Give only the count of lines containing "data".

--- Begin ---

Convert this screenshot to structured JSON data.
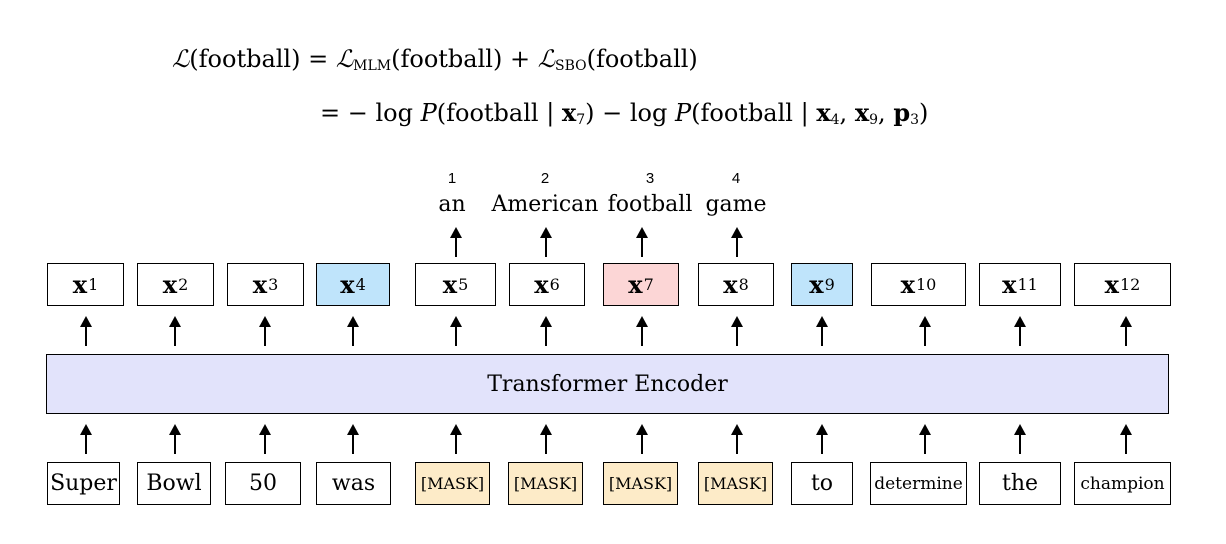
{
  "equation": {
    "line1": {
      "loss_symbol": "ℒ",
      "lhs_arg": "(football)",
      "equals": " = ",
      "mlm_sub": "MLM",
      "mlm_arg": "(football)",
      "plus": " + ",
      "sbo_sub": "SBO",
      "sbo_arg": "(football)"
    },
    "line2": {
      "equals": "= − log ",
      "p1": "P",
      "arg1_open": "(football | ",
      "x": "x",
      "sub7": "7",
      "arg1_close": ")",
      "minus": " − log ",
      "p2": "P",
      "arg2_open": "(football | ",
      "sub4": "4",
      "comma1": ", ",
      "sub9": "9",
      "comma2": ", ",
      "p": "p",
      "sub3": "3",
      "arg2_close": ")"
    }
  },
  "targets": [
    {
      "index": "1",
      "word": "an"
    },
    {
      "index": "2",
      "word": "American"
    },
    {
      "index": "3",
      "word": "football"
    },
    {
      "index": "4",
      "word": "game"
    }
  ],
  "outputs": [
    {
      "label": "x",
      "sub": "1"
    },
    {
      "label": "x",
      "sub": "2"
    },
    {
      "label": "x",
      "sub": "3"
    },
    {
      "label": "x",
      "sub": "4"
    },
    {
      "label": "x",
      "sub": "5"
    },
    {
      "label": "x",
      "sub": "6"
    },
    {
      "label": "x",
      "sub": "7"
    },
    {
      "label": "x",
      "sub": "8"
    },
    {
      "label": "x",
      "sub": "9"
    },
    {
      "label": "x",
      "sub": "10"
    },
    {
      "label": "x",
      "sub": "11"
    },
    {
      "label": "x",
      "sub": "12"
    }
  ],
  "encoder": {
    "label": "Transformer Encoder"
  },
  "inputs": [
    "Super",
    "Bowl",
    "50",
    "was",
    "[MASK]",
    "[MASK]",
    "[MASK]",
    "[MASK]",
    "to",
    "determine",
    "the",
    "champion"
  ],
  "colors": {
    "boundary": "#bfe4fb",
    "target": "#fcd6d6",
    "mask": "#fdebc8",
    "encoder": "#e2e3fb"
  }
}
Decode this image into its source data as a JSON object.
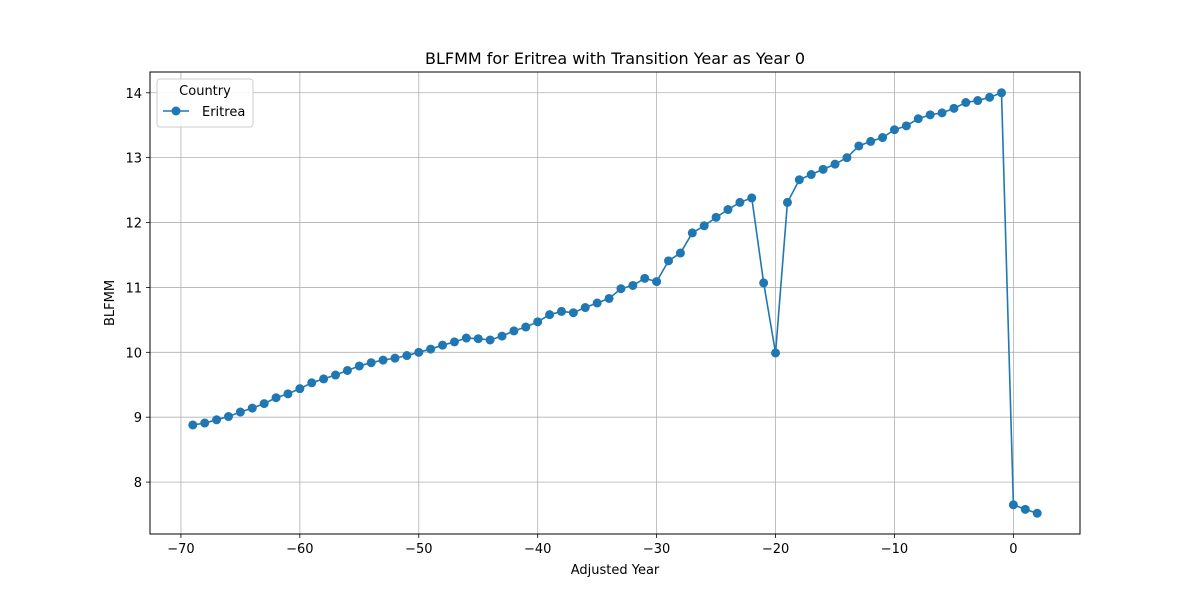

--- End ---

Task solution: 2